▶ What is required:
Go through the data below and copy it exactly, skipping every picture.

*** Supplied entries

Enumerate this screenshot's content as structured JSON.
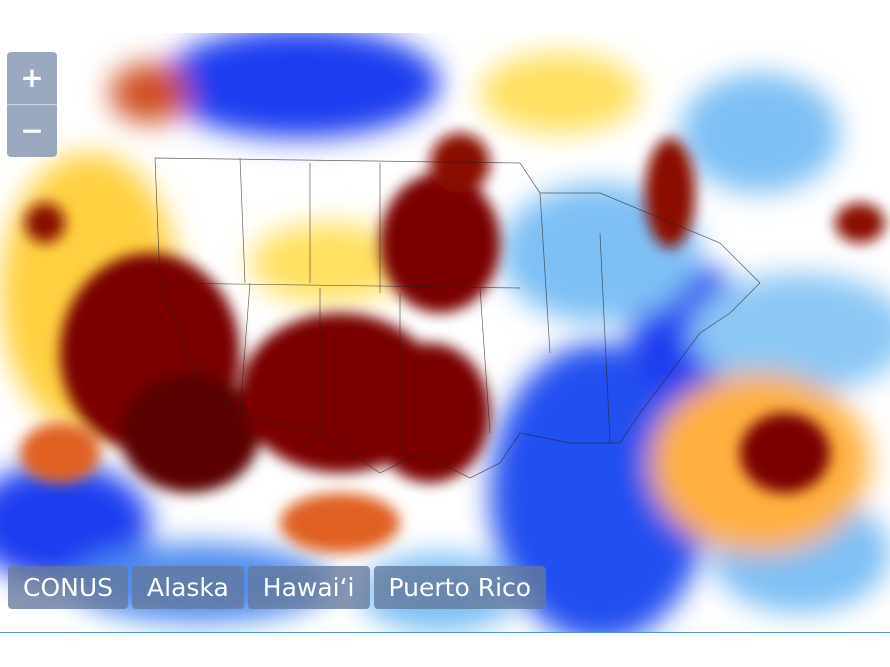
{
  "zoom": {
    "in": "+",
    "out": "−"
  },
  "regions": [
    "CONUS",
    "Alaska",
    "Hawaiʻi",
    "Puerto Rico"
  ]
}
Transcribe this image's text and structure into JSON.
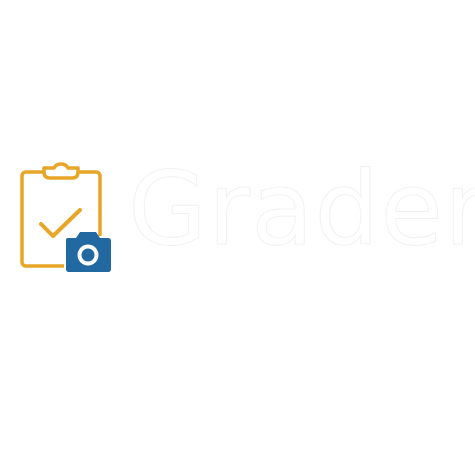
{
  "brand": {
    "name": "Grader",
    "icon": "clipboard-check-camera-icon"
  },
  "colors": {
    "background": "#ffffff",
    "clipboard": "#e8a628",
    "camera": "#2169a0",
    "wordmark_fill": "#ffffff",
    "wordmark_outline": "#f1f1f1"
  }
}
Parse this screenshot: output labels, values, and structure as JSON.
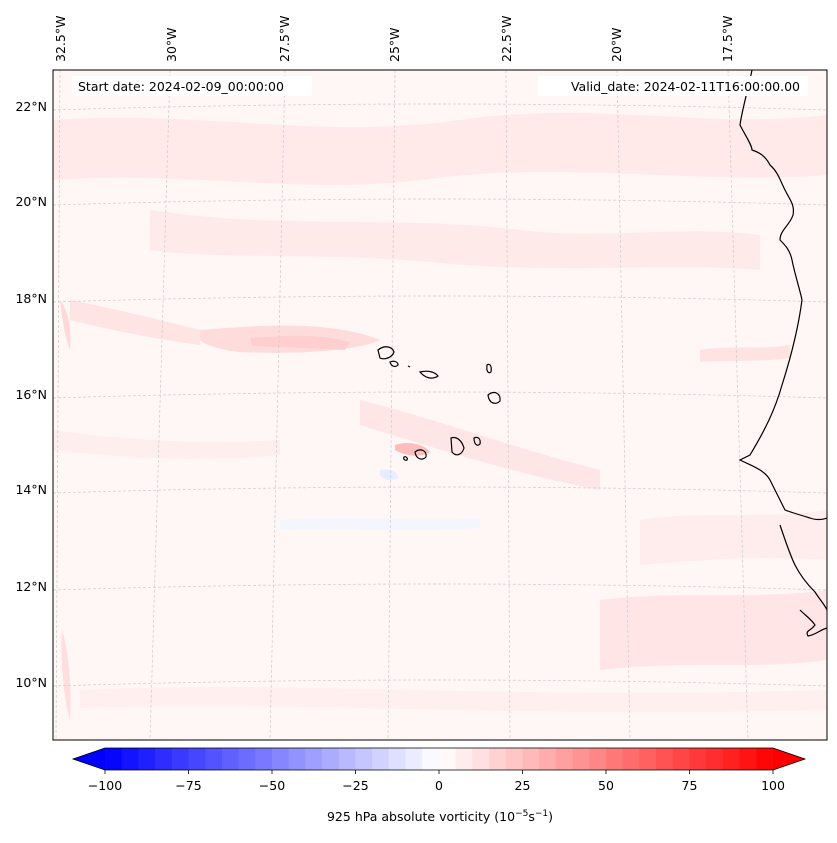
{
  "map": {
    "start_date_label": "Start date: 2024-02-09_00:00:00",
    "valid_date_label": "Valid_date: 2024-02-11T16:00:00.00",
    "lon_labels": [
      "32.5°W",
      "30°W",
      "27.5°W",
      "25°W",
      "22.5°W",
      "20°W",
      "17.5°W"
    ],
    "lat_labels": [
      "22°N",
      "20°N",
      "18°N",
      "16°N",
      "14°N",
      "12°N",
      "10°N"
    ],
    "land_outline_color": "#000000",
    "gridline_color": "#cccccc"
  },
  "colorbar": {
    "label_prefix": "925 hPa absolute vorticity (10",
    "label_exp1": "−5",
    "label_mid": "s",
    "label_exp2": "−1",
    "label_suffix": ")",
    "tick_values": [
      -100,
      -75,
      -50,
      -25,
      0,
      25,
      50,
      75,
      100
    ],
    "tick_labels": [
      "−100",
      "−75",
      "−50",
      "−25",
      "0",
      "25",
      "50",
      "75",
      "100"
    ],
    "min": -100,
    "max": 100,
    "step": 5,
    "low_color": "#0000ff",
    "mid_color": "#ffffff",
    "high_color": "#ff0000"
  }
}
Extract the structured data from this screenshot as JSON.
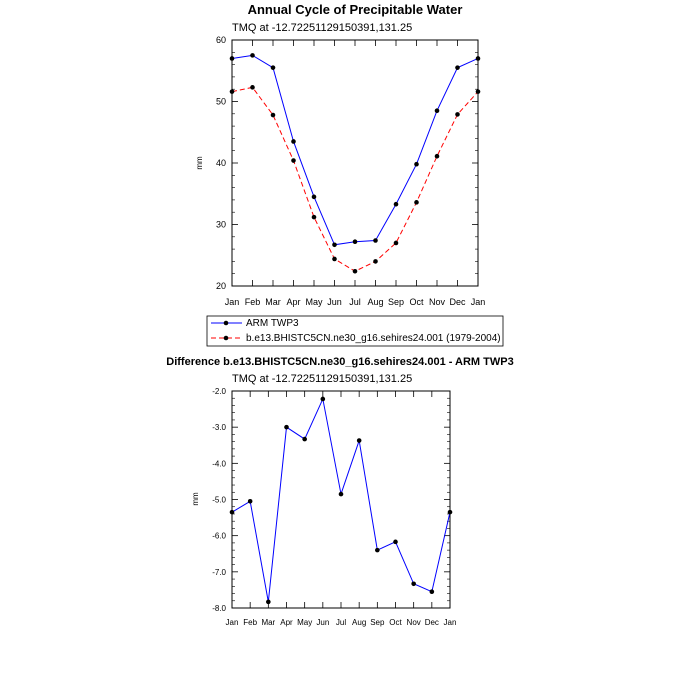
{
  "chart_data": [
    {
      "type": "line",
      "title": "Annual Cycle of Precipitable Water",
      "subtitle": "TMQ at -12.72251129150391,131.25",
      "ylabel": "mm",
      "xlabel": "",
      "ylim": [
        20,
        60
      ],
      "yticks": [
        "20",
        "30",
        "40",
        "50",
        "60"
      ],
      "categories": [
        "Jan",
        "Feb",
        "Mar",
        "Apr",
        "May",
        "Jun",
        "Jul",
        "Aug",
        "Sep",
        "Oct",
        "Nov",
        "Dec",
        "Jan"
      ],
      "series": [
        {
          "name": "ARM TWP3",
          "color": "#0000ff",
          "dash": "solid",
          "values": [
            57.0,
            57.5,
            55.5,
            43.5,
            34.5,
            26.7,
            27.2,
            27.4,
            33.3,
            39.8,
            48.5,
            55.5,
            57.0
          ]
        },
        {
          "name": "b.e13.BHISTC5CN.ne30_g16.sehires24.001 (1979-2004)",
          "color": "#ff0000",
          "dash": "dashed",
          "values": [
            51.6,
            52.3,
            47.8,
            40.4,
            31.2,
            24.4,
            22.4,
            24.0,
            27.0,
            33.6,
            41.1,
            47.9,
            51.6
          ]
        }
      ]
    },
    {
      "type": "line",
      "title": "Difference b.e13.BHISTC5CN.ne30_g16.sehires24.001 - ARM TWP3",
      "subtitle": "TMQ at -12.72251129150391,131.25",
      "ylabel": "mm",
      "xlabel": "",
      "ylim": [
        -8.0,
        -2.0
      ],
      "yticks": [
        "-8.0",
        "-7.0",
        "-6.0",
        "-5.0",
        "-4.0",
        "-3.0",
        "-2.0"
      ],
      "categories": [
        "Jan",
        "Feb",
        "Mar",
        "Apr",
        "May",
        "Jun",
        "Jul",
        "Aug",
        "Sep",
        "Oct",
        "Nov",
        "Dec",
        "Jan"
      ],
      "series": [
        {
          "name": "Difference",
          "color": "#0000ff",
          "dash": "solid",
          "values": [
            -5.35,
            -5.05,
            -7.83,
            -3.0,
            -3.33,
            -2.22,
            -4.85,
            -3.37,
            -6.4,
            -6.17,
            -7.33,
            -7.55,
            -5.35
          ]
        }
      ]
    }
  ]
}
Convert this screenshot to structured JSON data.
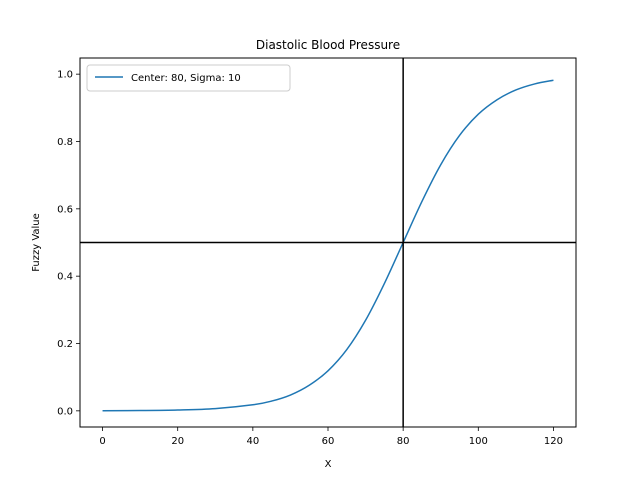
{
  "chart_data": {
    "type": "line",
    "title": "Diastolic Blood Pressure",
    "xlabel": "X",
    "ylabel": "Fuzzy Value",
    "xlim": [
      -6,
      126
    ],
    "ylim": [
      -0.048,
      1.048
    ],
    "xticks": [
      0,
      20,
      40,
      60,
      80,
      100,
      120
    ],
    "yticks": [
      0.0,
      0.2,
      0.4,
      0.6,
      0.8,
      1.0
    ],
    "xtick_labels": [
      "0",
      "20",
      "40",
      "60",
      "80",
      "100",
      "120"
    ],
    "ytick_labels": [
      "0.0",
      "0.2",
      "0.4",
      "0.6",
      "0.8",
      "1.0"
    ],
    "grid": false,
    "legend_position": "top-left",
    "reference_lines": {
      "vertical_x": 80,
      "horizontal_y": 0.5,
      "color": "#000000"
    },
    "series": [
      {
        "name": "Center: 80, Sigma: 10",
        "color": "#1f77b4",
        "x": [
          0,
          10,
          20,
          30,
          40,
          45,
          50,
          55,
          60,
          65,
          70,
          75,
          80,
          85,
          90,
          95,
          100,
          105,
          110,
          115,
          120
        ],
        "y": [
          0.0003,
          0.0009,
          0.0025,
          0.0067,
          0.018,
          0.029,
          0.047,
          0.076,
          0.119,
          0.182,
          0.269,
          0.378,
          0.5,
          0.622,
          0.731,
          0.818,
          0.881,
          0.924,
          0.953,
          0.971,
          0.982
        ]
      }
    ]
  }
}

******

▶ Result for this exercise:
Enumerate this screenshot's content as structured JSON.
{
  "zoom": {
    "in": "+",
    "out": "−"
  },
  "regions": [
    "CONUS",
    "Alaska",
    "Hawaiʻi",
    "Puerto Rico"
  ]
}
Transcribe this image's text and structure into JSON.
{
  "brand": {
    "name": "Grader",
    "icon": "clipboard-check-camera-icon"
  },
  "colors": {
    "background": "#ffffff",
    "clipboard": "#e8a628",
    "camera": "#2169a0",
    "wordmark_fill": "#ffffff",
    "wordmark_outline": "#f1f1f1"
  }
}
Parse this screenshot: output labels, values, and structure as JSON.
{
  "map": {
    "start_date_label": "Start date: 2024-02-09_00:00:00",
    "valid_date_label": "Valid_date: 2024-02-11T16:00:00.00",
    "lon_labels": [
      "32.5°W",
      "30°W",
      "27.5°W",
      "25°W",
      "22.5°W",
      "20°W",
      "17.5°W"
    ],
    "lat_labels": [
      "22°N",
      "20°N",
      "18°N",
      "16°N",
      "14°N",
      "12°N",
      "10°N"
    ],
    "land_outline_color": "#000000",
    "gridline_color": "#cccccc"
  },
  "colorbar": {
    "label_prefix": "925 hPa absolute vorticity (10",
    "label_exp1": "−5",
    "label_mid": "s",
    "label_exp2": "−1",
    "label_suffix": ")",
    "tick_values": [
      -100,
      -75,
      -50,
      -25,
      0,
      25,
      50,
      75,
      100
    ],
    "tick_labels": [
      "−100",
      "−75",
      "−50",
      "−25",
      "0",
      "25",
      "50",
      "75",
      "100"
    ],
    "min": -100,
    "max": 100,
    "step": 5,
    "low_color": "#0000ff",
    "mid_color": "#ffffff",
    "high_color": "#ff0000"
  }
}
Extract the structured data from this screenshot as JSON.
{
  "chart_data": [
    {
      "type": "line",
      "title": "Annual Cycle of Precipitable Water",
      "subtitle": "TMQ at -12.72251129150391,131.25",
      "ylabel": "mm",
      "xlabel": "",
      "ylim": [
        20,
        60
      ],
      "yticks": [
        "20",
        "30",
        "40",
        "50",
        "60"
      ],
      "categories": [
        "Jan",
        "Feb",
        "Mar",
        "Apr",
        "May",
        "Jun",
        "Jul",
        "Aug",
        "Sep",
        "Oct",
        "Nov",
        "Dec",
        "Jan"
      ],
      "series": [
        {
          "name": "ARM TWP3",
          "color": "#0000ff",
          "dash": "solid",
          "values": [
            57.0,
            57.5,
            55.5,
            43.5,
            34.5,
            26.7,
            27.2,
            27.4,
            33.3,
            39.8,
            48.5,
            55.5,
            57.0
          ]
        },
        {
          "name": "b.e13.BHISTC5CN.ne30_g16.sehires24.001 (1979-2004)",
          "color": "#ff0000",
          "dash": "dashed",
          "values": [
            51.6,
            52.3,
            47.8,
            40.4,
            31.2,
            24.4,
            22.4,
            24.0,
            27.0,
            33.6,
            41.1,
            47.9,
            51.6
          ]
        }
      ]
    },
    {
      "type": "line",
      "title": "Difference b.e13.BHISTC5CN.ne30_g16.sehires24.001 - ARM TWP3",
      "subtitle": "TMQ at -12.72251129150391,131.25",
      "ylabel": "mm",
      "xlabel": "",
      "ylim": [
        -8.0,
        -2.0
      ],
      "yticks": [
        "-8.0",
        "-7.0",
        "-6.0",
        "-5.0",
        "-4.0",
        "-3.0",
        "-2.0"
      ],
      "categories": [
        "Jan",
        "Feb",
        "Mar",
        "Apr",
        "May",
        "Jun",
        "Jul",
        "Aug",
        "Sep",
        "Oct",
        "Nov",
        "Dec",
        "Jan"
      ],
      "series": [
        {
          "name": "Difference",
          "color": "#0000ff",
          "dash": "solid",
          "values": [
            -5.35,
            -5.05,
            -7.83,
            -3.0,
            -3.33,
            -2.22,
            -4.85,
            -3.37,
            -6.4,
            -6.17,
            -7.33,
            -7.55,
            -5.35
          ]
        }
      ]
    }
  ]
}
Convert this screenshot to structured JSON data.
{
  "chart_data": {
    "type": "line",
    "title": "Diastolic Blood Pressure",
    "xlabel": "X",
    "ylabel": "Fuzzy Value",
    "xlim": [
      -6,
      126
    ],
    "ylim": [
      -0.048,
      1.048
    ],
    "xticks": [
      0,
      20,
      40,
      60,
      80,
      100,
      120
    ],
    "yticks": [
      0.0,
      0.2,
      0.4,
      0.6,
      0.8,
      1.0
    ],
    "xtick_labels": [
      "0",
      "20",
      "40",
      "60",
      "80",
      "100",
      "120"
    ],
    "ytick_labels": [
      "0.0",
      "0.2",
      "0.4",
      "0.6",
      "0.8",
      "1.0"
    ],
    "grid": false,
    "legend_position": "top-left",
    "reference_lines": {
      "vertical_x": 80,
      "horizontal_y": 0.5,
      "color": "#000000"
    },
    "series": [
      {
        "name": "Center: 80, Sigma: 10",
        "color": "#1f77b4",
        "x": [
          0,
          10,
          20,
          30,
          40,
          45,
          50,
          55,
          60,
          65,
          70,
          75,
          80,
          85,
          90,
          95,
          100,
          105,
          110,
          115,
          120
        ],
        "y": [
          0.0003,
          0.0009,
          0.0025,
          0.0067,
          0.018,
          0.029,
          0.047,
          0.076,
          0.119,
          0.182,
          0.269,
          0.378,
          0.5,
          0.622,
          0.731,
          0.818,
          0.881,
          0.924,
          0.953,
          0.971,
          0.982
        ]
      }
    ]
  }
}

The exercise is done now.